Given problem: Leaving the pictures aside, transcribe every line below exactly.

Material supplied:
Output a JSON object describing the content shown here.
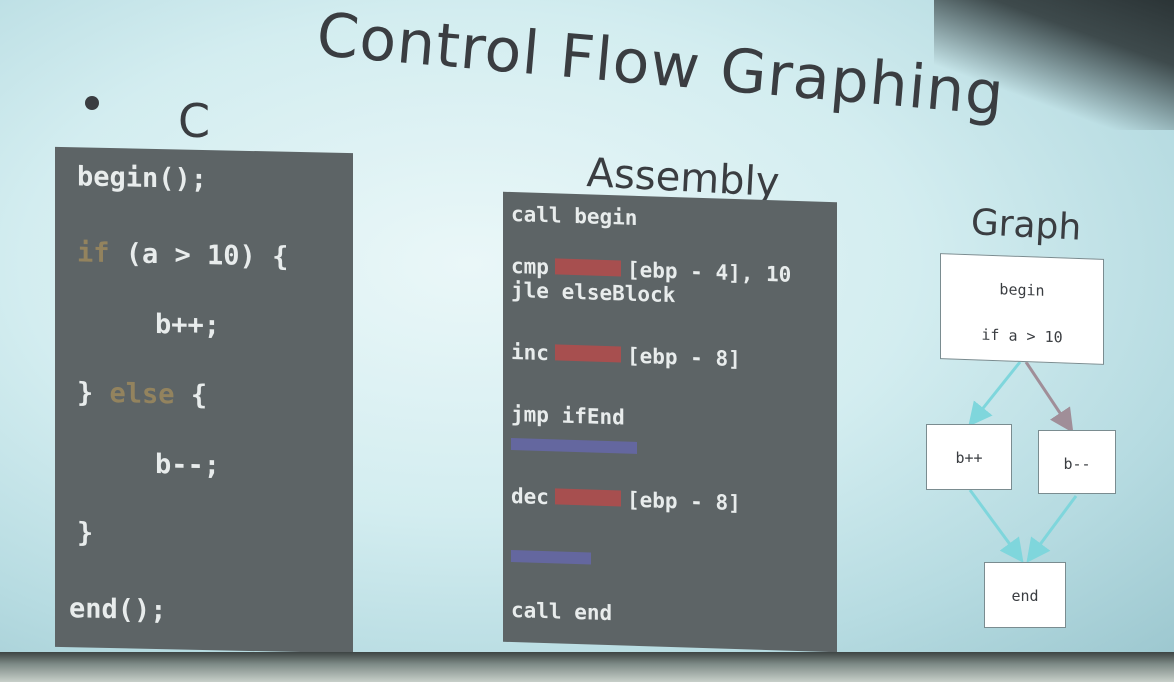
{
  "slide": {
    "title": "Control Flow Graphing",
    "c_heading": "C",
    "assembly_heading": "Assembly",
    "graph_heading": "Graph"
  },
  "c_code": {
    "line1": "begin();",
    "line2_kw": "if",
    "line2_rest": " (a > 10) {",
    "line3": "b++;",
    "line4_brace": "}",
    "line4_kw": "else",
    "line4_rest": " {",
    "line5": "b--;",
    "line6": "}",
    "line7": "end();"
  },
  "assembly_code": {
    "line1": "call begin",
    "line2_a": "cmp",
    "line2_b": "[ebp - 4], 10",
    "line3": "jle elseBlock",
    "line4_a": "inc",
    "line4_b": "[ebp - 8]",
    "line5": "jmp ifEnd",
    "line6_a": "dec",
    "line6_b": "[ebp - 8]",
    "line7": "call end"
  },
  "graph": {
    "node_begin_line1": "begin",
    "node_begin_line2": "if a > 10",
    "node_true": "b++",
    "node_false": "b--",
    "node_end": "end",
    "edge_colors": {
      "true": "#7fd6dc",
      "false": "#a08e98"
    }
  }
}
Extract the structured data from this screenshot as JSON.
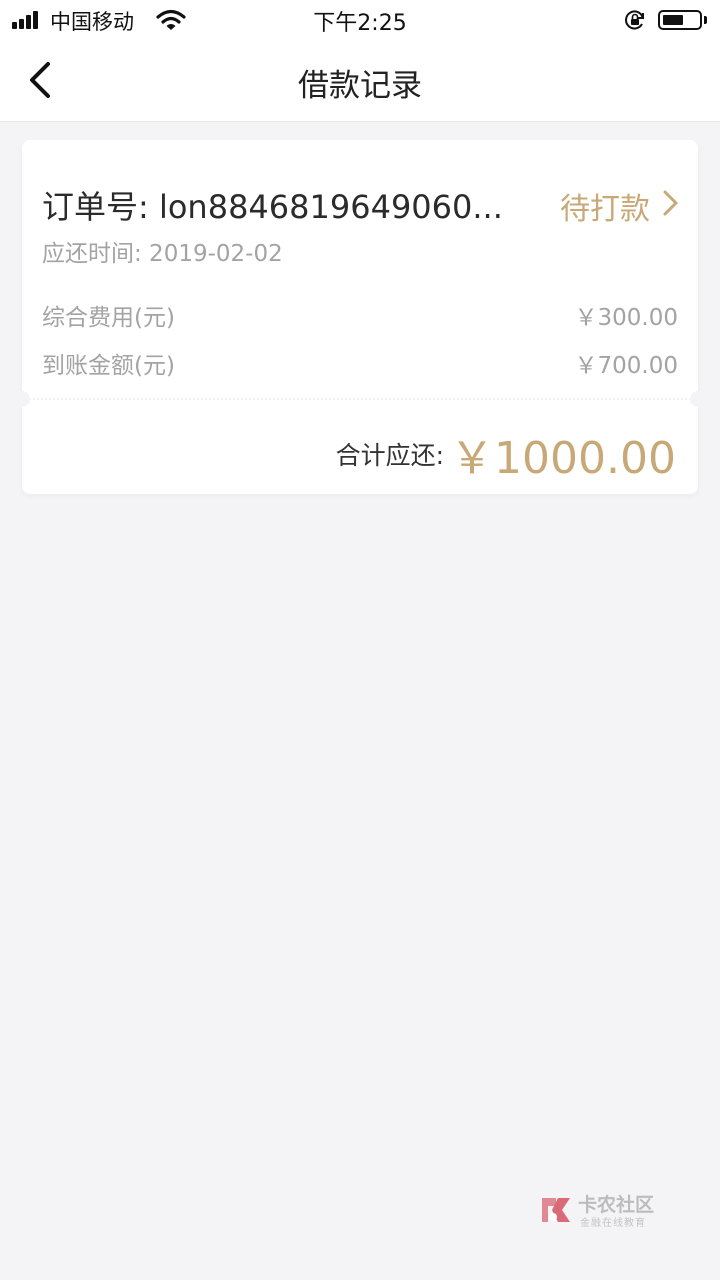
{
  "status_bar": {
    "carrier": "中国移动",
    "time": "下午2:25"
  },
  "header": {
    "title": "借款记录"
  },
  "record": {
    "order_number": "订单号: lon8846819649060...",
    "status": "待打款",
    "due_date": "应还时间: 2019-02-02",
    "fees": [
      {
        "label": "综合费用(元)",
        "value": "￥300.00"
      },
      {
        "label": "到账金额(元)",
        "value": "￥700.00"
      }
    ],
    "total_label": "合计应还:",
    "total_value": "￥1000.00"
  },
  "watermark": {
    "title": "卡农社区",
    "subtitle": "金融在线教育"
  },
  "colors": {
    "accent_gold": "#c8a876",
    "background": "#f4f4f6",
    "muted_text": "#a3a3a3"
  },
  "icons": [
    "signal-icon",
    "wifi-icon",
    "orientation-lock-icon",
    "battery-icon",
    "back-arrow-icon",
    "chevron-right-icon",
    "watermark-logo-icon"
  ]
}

Answer to this task:
Output a JSON object describing the content shown here.
{
  "slide": {
    "title": "Control Flow Graphing",
    "c_heading": "C",
    "assembly_heading": "Assembly",
    "graph_heading": "Graph"
  },
  "c_code": {
    "line1": "begin();",
    "line2_kw": "if",
    "line2_rest": " (a > 10) {",
    "line3": "b++;",
    "line4_brace": "}",
    "line4_kw": "else",
    "line4_rest": " {",
    "line5": "b--;",
    "line6": "}",
    "line7": "end();"
  },
  "assembly_code": {
    "line1": "call begin",
    "line2_a": "cmp",
    "line2_b": "[ebp - 4], 10",
    "line3": "jle elseBlock",
    "line4_a": "inc",
    "line4_b": "[ebp - 8]",
    "line5": "jmp ifEnd",
    "line6_a": "dec",
    "line6_b": "[ebp - 8]",
    "line7": "call end"
  },
  "graph": {
    "node_begin_line1": "begin",
    "node_begin_line2": "if a > 10",
    "node_true": "b++",
    "node_false": "b--",
    "node_end": "end",
    "edge_colors": {
      "true": "#7fd6dc",
      "false": "#a08e98"
    }
  }
}
Extract the structured data from this screenshot as JSON.
{
  "status_bar": {
    "carrier": "中国移动",
    "time": "下午2:25"
  },
  "header": {
    "title": "借款记录"
  },
  "record": {
    "order_number": "订单号: lon8846819649060...",
    "status": "待打款",
    "due_date": "应还时间: 2019-02-02",
    "fees": [
      {
        "label": "综合费用(元)",
        "value": "￥300.00"
      },
      {
        "label": "到账金额(元)",
        "value": "￥700.00"
      }
    ],
    "total_label": "合计应还:",
    "total_value": "￥1000.00"
  },
  "watermark": {
    "title": "卡农社区",
    "subtitle": "金融在线教育"
  },
  "colors": {
    "accent_gold": "#c8a876",
    "background": "#f4f4f6",
    "muted_text": "#a3a3a3"
  },
  "icons": [
    "signal-icon",
    "wifi-icon",
    "orientation-lock-icon",
    "battery-icon",
    "back-arrow-icon",
    "chevron-right-icon",
    "watermark-logo-icon"
  ]
}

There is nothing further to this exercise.